[Figure record listings]
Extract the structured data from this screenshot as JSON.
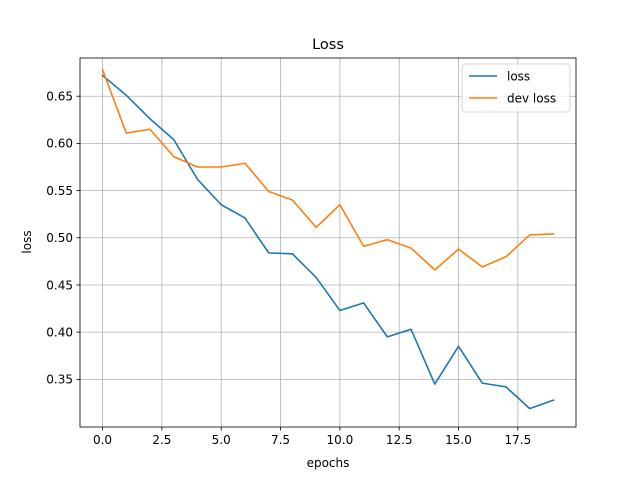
{
  "chart_data": {
    "type": "line",
    "title": "Loss",
    "xlabel": "epochs",
    "ylabel": "loss",
    "xlim": [
      -0.95,
      19.95
    ],
    "ylim": [
      0.2995,
      0.6905
    ],
    "xticks": [
      0,
      2.5,
      5,
      7.5,
      10,
      12.5,
      15,
      17.5
    ],
    "xtick_labels": [
      "0.0",
      "2.5",
      "5.0",
      "7.5",
      "10.0",
      "12.5",
      "15.0",
      "17.5"
    ],
    "yticks": [
      0.35,
      0.4,
      0.45,
      0.5,
      0.55,
      0.6,
      0.65
    ],
    "ytick_labels": [
      "0.35",
      "0.40",
      "0.45",
      "0.50",
      "0.55",
      "0.60",
      "0.65"
    ],
    "grid": true,
    "legend_position": "top-right",
    "x": [
      0,
      1,
      2,
      3,
      4,
      5,
      6,
      7,
      8,
      9,
      10,
      11,
      12,
      13,
      14,
      15,
      16,
      17,
      18,
      19
    ],
    "series": [
      {
        "name": "loss",
        "color": "#1f77b4",
        "values": [
          0.672,
          0.651,
          0.626,
          0.604,
          0.562,
          0.535,
          0.521,
          0.484,
          0.483,
          0.458,
          0.423,
          0.431,
          0.395,
          0.403,
          0.345,
          0.385,
          0.346,
          0.342,
          0.319,
          0.328
        ]
      },
      {
        "name": "dev loss",
        "color": "#ff7f0e",
        "values": [
          0.678,
          0.611,
          0.615,
          0.586,
          0.575,
          0.575,
          0.579,
          0.549,
          0.54,
          0.511,
          0.535,
          0.491,
          0.498,
          0.489,
          0.466,
          0.488,
          0.469,
          0.48,
          0.503,
          0.504
        ]
      }
    ]
  }
}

## Exercise task
Could you reproduce every record above exactly, leaving out the pictures?

## Finished answer
Extract the structured data from this screenshot as JSON.
{
  "chart_data": {
    "type": "line",
    "title": "Loss",
    "xlabel": "epochs",
    "ylabel": "loss",
    "xlim": [
      -0.95,
      19.95
    ],
    "ylim": [
      0.2995,
      0.6905
    ],
    "xticks": [
      0,
      2.5,
      5,
      7.5,
      10,
      12.5,
      15,
      17.5
    ],
    "xtick_labels": [
      "0.0",
      "2.5",
      "5.0",
      "7.5",
      "10.0",
      "12.5",
      "15.0",
      "17.5"
    ],
    "yticks": [
      0.35,
      0.4,
      0.45,
      0.5,
      0.55,
      0.6,
      0.65
    ],
    "ytick_labels": [
      "0.35",
      "0.40",
      "0.45",
      "0.50",
      "0.55",
      "0.60",
      "0.65"
    ],
    "grid": true,
    "legend_position": "top-right",
    "x": [
      0,
      1,
      2,
      3,
      4,
      5,
      6,
      7,
      8,
      9,
      10,
      11,
      12,
      13,
      14,
      15,
      16,
      17,
      18,
      19
    ],
    "series": [
      {
        "name": "loss",
        "color": "#1f77b4",
        "values": [
          0.672,
          0.651,
          0.626,
          0.604,
          0.562,
          0.535,
          0.521,
          0.484,
          0.483,
          0.458,
          0.423,
          0.431,
          0.395,
          0.403,
          0.345,
          0.385,
          0.346,
          0.342,
          0.319,
          0.328
        ]
      },
      {
        "name": "dev loss",
        "color": "#ff7f0e",
        "values": [
          0.678,
          0.611,
          0.615,
          0.586,
          0.575,
          0.575,
          0.579,
          0.549,
          0.54,
          0.511,
          0.535,
          0.491,
          0.498,
          0.489,
          0.466,
          0.488,
          0.469,
          0.48,
          0.503,
          0.504
        ]
      }
    ]
  }
}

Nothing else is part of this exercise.